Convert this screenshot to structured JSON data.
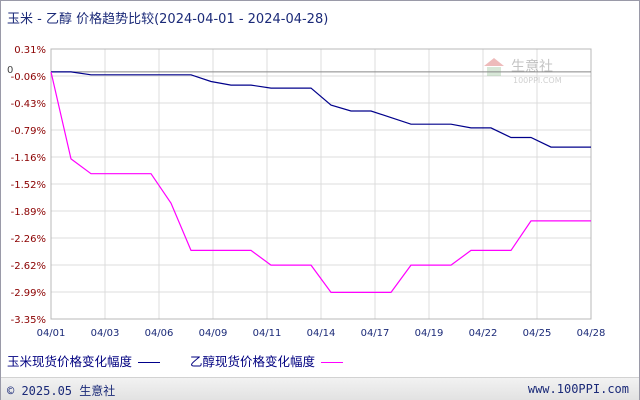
{
  "title": "玉米 - 乙醇 价格趋势比较(2024-04-01 - 2024-04-28)",
  "watermark": {
    "brand": "生意社",
    "site": "100PPI.COM"
  },
  "footer": {
    "copyright": "© 2025.05 生意社",
    "url": "www.100PPI.com"
  },
  "colors": {
    "corn": "#00008b",
    "ethanol": "#ff00ff",
    "grid": "#dcdcdc",
    "zero_line": "#888888",
    "tick_text": "#8b0000"
  },
  "chart_data": {
    "type": "line",
    "title": "玉米 - 乙醇 价格趋势比较(2024-04-01 - 2024-04-28)",
    "ylim": [
      -3.35,
      0.31
    ],
    "y_ticks": [
      "0.31%",
      "-0.06%",
      "-0.43%",
      "-0.79%",
      "-1.16%",
      "-1.52%",
      "-1.89%",
      "-2.26%",
      "-2.62%",
      "-2.99%",
      "-3.35%"
    ],
    "x_tick_labels": [
      "04/01",
      "04/03",
      "04/06",
      "04/09",
      "04/11",
      "04/14",
      "04/17",
      "04/19",
      "04/22",
      "04/25",
      "04/28"
    ],
    "zero_label": "0",
    "grid": true,
    "legend_position": "bottom",
    "x": [
      "04/01",
      "04/02",
      "04/03",
      "04/04",
      "04/05",
      "04/06",
      "04/07",
      "04/08",
      "04/09",
      "04/10",
      "04/11",
      "04/12",
      "04/13",
      "04/14",
      "04/15",
      "04/16",
      "04/17",
      "04/18",
      "04/19",
      "04/20",
      "04/21",
      "04/22",
      "04/23",
      "04/24",
      "04/25",
      "04/26",
      "04/27",
      "04/28"
    ],
    "series": [
      {
        "name": "玉米现货价格变化幅度",
        "color": "#00008b",
        "values": [
          0,
          0,
          -0.04,
          -0.04,
          -0.04,
          -0.04,
          -0.04,
          -0.04,
          -0.13,
          -0.18,
          -0.18,
          -0.22,
          -0.22,
          -0.22,
          -0.45,
          -0.53,
          -0.53,
          -0.62,
          -0.71,
          -0.71,
          -0.71,
          -0.76,
          -0.76,
          -0.89,
          -0.89,
          -1.02,
          -1.02,
          -1.02
        ]
      },
      {
        "name": "乙醇现货价格变化幅度",
        "color": "#ff00ff",
        "values": [
          0,
          -1.18,
          -1.38,
          -1.38,
          -1.38,
          -1.38,
          -1.78,
          -2.42,
          -2.42,
          -2.42,
          -2.42,
          -2.62,
          -2.62,
          -2.62,
          -2.99,
          -2.99,
          -2.99,
          -2.99,
          -2.62,
          -2.62,
          -2.62,
          -2.42,
          -2.42,
          -2.42,
          -2.02,
          -2.02,
          -2.02,
          -2.02
        ]
      }
    ]
  }
}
******************************
__Written exercise__: Return the listing above unchanged, apart from dropping its pictures.

__Exercise result__:
Convert this screenshot to structured JSON data.
{
  "title": "玉米 - 乙醇 价格趋势比较(2024-04-01 - 2024-04-28)",
  "watermark": {
    "brand": "生意社",
    "site": "100PPI.COM"
  },
  "footer": {
    "copyright": "© 2025.05 生意社",
    "url": "www.100PPI.com"
  },
  "colors": {
    "corn": "#00008b",
    "ethanol": "#ff00ff",
    "grid": "#dcdcdc",
    "zero_line": "#888888",
    "tick_text": "#8b0000"
  },
  "chart_data": {
    "type": "line",
    "title": "玉米 - 乙醇 价格趋势比较(2024-04-01 - 2024-04-28)",
    "ylim": [
      -3.35,
      0.31
    ],
    "y_ticks": [
      "0.31%",
      "-0.06%",
      "-0.43%",
      "-0.79%",
      "-1.16%",
      "-1.52%",
      "-1.89%",
      "-2.26%",
      "-2.62%",
      "-2.99%",
      "-3.35%"
    ],
    "x_tick_labels": [
      "04/01",
      "04/03",
      "04/06",
      "04/09",
      "04/11",
      "04/14",
      "04/17",
      "04/19",
      "04/22",
      "04/25",
      "04/28"
    ],
    "zero_label": "0",
    "grid": true,
    "legend_position": "bottom",
    "x": [
      "04/01",
      "04/02",
      "04/03",
      "04/04",
      "04/05",
      "04/06",
      "04/07",
      "04/08",
      "04/09",
      "04/10",
      "04/11",
      "04/12",
      "04/13",
      "04/14",
      "04/15",
      "04/16",
      "04/17",
      "04/18",
      "04/19",
      "04/20",
      "04/21",
      "04/22",
      "04/23",
      "04/24",
      "04/25",
      "04/26",
      "04/27",
      "04/28"
    ],
    "series": [
      {
        "name": "玉米现货价格变化幅度",
        "color": "#00008b",
        "values": [
          0,
          0,
          -0.04,
          -0.04,
          -0.04,
          -0.04,
          -0.04,
          -0.04,
          -0.13,
          -0.18,
          -0.18,
          -0.22,
          -0.22,
          -0.22,
          -0.45,
          -0.53,
          -0.53,
          -0.62,
          -0.71,
          -0.71,
          -0.71,
          -0.76,
          -0.76,
          -0.89,
          -0.89,
          -1.02,
          -1.02,
          -1.02
        ]
      },
      {
        "name": "乙醇现货价格变化幅度",
        "color": "#ff00ff",
        "values": [
          0,
          -1.18,
          -1.38,
          -1.38,
          -1.38,
          -1.38,
          -1.78,
          -2.42,
          -2.42,
          -2.42,
          -2.42,
          -2.62,
          -2.62,
          -2.62,
          -2.99,
          -2.99,
          -2.99,
          -2.99,
          -2.62,
          -2.62,
          -2.62,
          -2.42,
          -2.42,
          -2.42,
          -2.02,
          -2.02,
          -2.02,
          -2.02
        ]
      }
    ]
  }
}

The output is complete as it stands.